_TASK OBJECTIVE_
Copy the listing word for word, starting at the line with "- bullet-marker: •: [60, 204, 70, 235]" and going through its last line.

## begin

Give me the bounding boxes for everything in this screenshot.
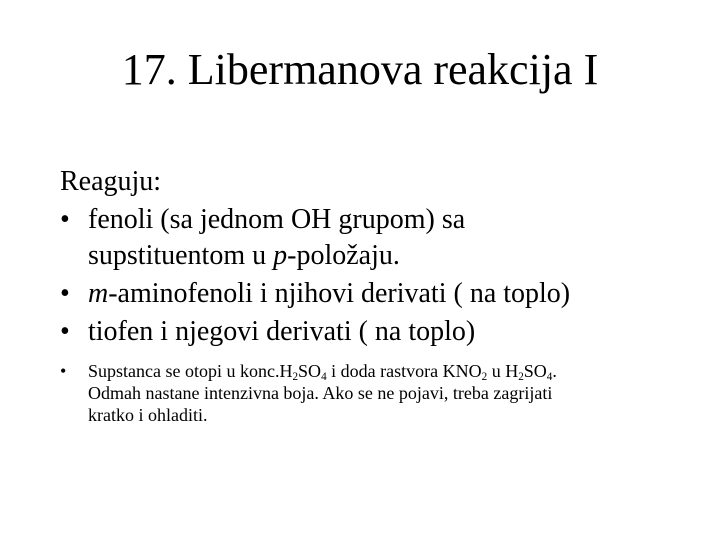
- bullet-marker: •: [60, 204, 70, 235]
- note-line: [88, 360, 700, 382]
- note-text: Supstanca se otopi u konc.H: [88, 361, 293, 381]
- bullet-marker: •: [60, 316, 70, 347]
- bullet-item-aminofenoli: [60, 276, 700, 312]
- slide-content: [60, 164, 700, 426]
- note-line: kratko i ohladiti.: [88, 405, 208, 425]
- bullet-marker: •: [60, 278, 70, 309]
- subscript: 2: [481, 370, 488, 383]
- intro-text: Reaguju:: [60, 166, 162, 197]
- subscript: 2: [292, 370, 299, 383]
- note-text: u H: [487, 361, 519, 381]
- note-text: i doda rastvora KNO: [326, 361, 482, 381]
- bullet-item-procedure-note: [60, 360, 700, 426]
- bullet-text-line: [88, 238, 700, 274]
- subscript: 2: [518, 370, 524, 383]
- subscript: 4: [546, 370, 553, 383]
- note-text: SO: [298, 361, 322, 381]
- bullet-text-line: fenoli (sa jednom OH grupom) sa: [88, 204, 466, 235]
- subscript: 4: [321, 370, 327, 383]
- bullet-text-line: [88, 276, 700, 312]
- bullet-item-fenoli: [60, 202, 700, 274]
- bullet-text: supstituentom u: [88, 240, 274, 271]
- bullet-marker: •: [60, 361, 67, 381]
- slide-title: 17. Libermanova reakcija I: [121, 45, 599, 94]
- bullet-text: -aminofenoli i njihovi derivati ( na toplo): [108, 278, 571, 309]
- note-text: .: [552, 361, 557, 381]
- note-text: SO: [523, 361, 547, 381]
- bullet-text-italic: p: [273, 240, 288, 271]
- bullet-text: -položaju.: [287, 240, 400, 271]
- bullet-item-tiofen: [60, 314, 700, 350]
- bullet-text-italic: m: [88, 278, 109, 309]
- note-line: Odmah nastane intenzivna boja. Ako se ne pojavi, treba zagrijati: [88, 383, 553, 403]
- bullet-text-line: tiofen i njegovi derivati ( na toplo): [88, 316, 476, 347]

## end

_TASK SOLUTION_
- bullet-marker: •: [60, 204, 70, 235]
- note-line: [88, 360, 700, 382]
- note-text: Supstanca se otopi u konc.H: [88, 361, 293, 381]
- bullet-marker: •: [60, 316, 70, 347]
- bullet-item-aminofenoli: [60, 276, 700, 312]
- slide-content: [60, 164, 700, 426]
- note-line: kratko i ohladiti.: [88, 405, 208, 425]
- bullet-marker: •: [60, 278, 70, 309]
- subscript: 2: [481, 370, 488, 383]
- intro-text: Reaguju:: [60, 166, 162, 197]
- subscript: 2: [292, 370, 299, 383]
- note-text: u H: [487, 361, 519, 381]
- note-text: i doda rastvora KNO: [326, 361, 482, 381]
- bullet-item-procedure-note: [60, 360, 700, 426]
- bullet-text-line: [88, 238, 700, 274]
- subscript: 2: [518, 370, 524, 383]
- subscript: 4: [546, 370, 553, 383]
- note-text: SO: [298, 361, 322, 381]
- bullet-text-line: fenoli (sa jednom OH grupom) sa: [88, 204, 466, 235]
- subscript: 4: [321, 370, 327, 383]
- bullet-text-line: [88, 276, 700, 312]
- bullet-item-fenoli: [60, 202, 700, 274]
- bullet-text: supstituentom u: [88, 240, 274, 271]
- bullet-marker: •: [60, 361, 67, 381]
- slide-title: 17. Libermanova reakcija I: [121, 45, 599, 94]
- bullet-text: -aminofenoli i njihovi derivati ( na toplo): [108, 278, 571, 309]
- note-text: .: [552, 361, 557, 381]
- note-text: SO: [523, 361, 547, 381]
- bullet-text-italic: p: [273, 240, 288, 271]
- bullet-text: -položaju.: [287, 240, 400, 271]
- bullet-item-tiofen: [60, 314, 700, 350]
- bullet-text-italic: m: [88, 278, 109, 309]
- note-line: Odmah nastane intenzivna boja. Ako se ne pojavi, treba zagrijati: [88, 383, 553, 403]
- bullet-text-line: tiofen i njegovi derivati ( na toplo): [88, 316, 476, 347]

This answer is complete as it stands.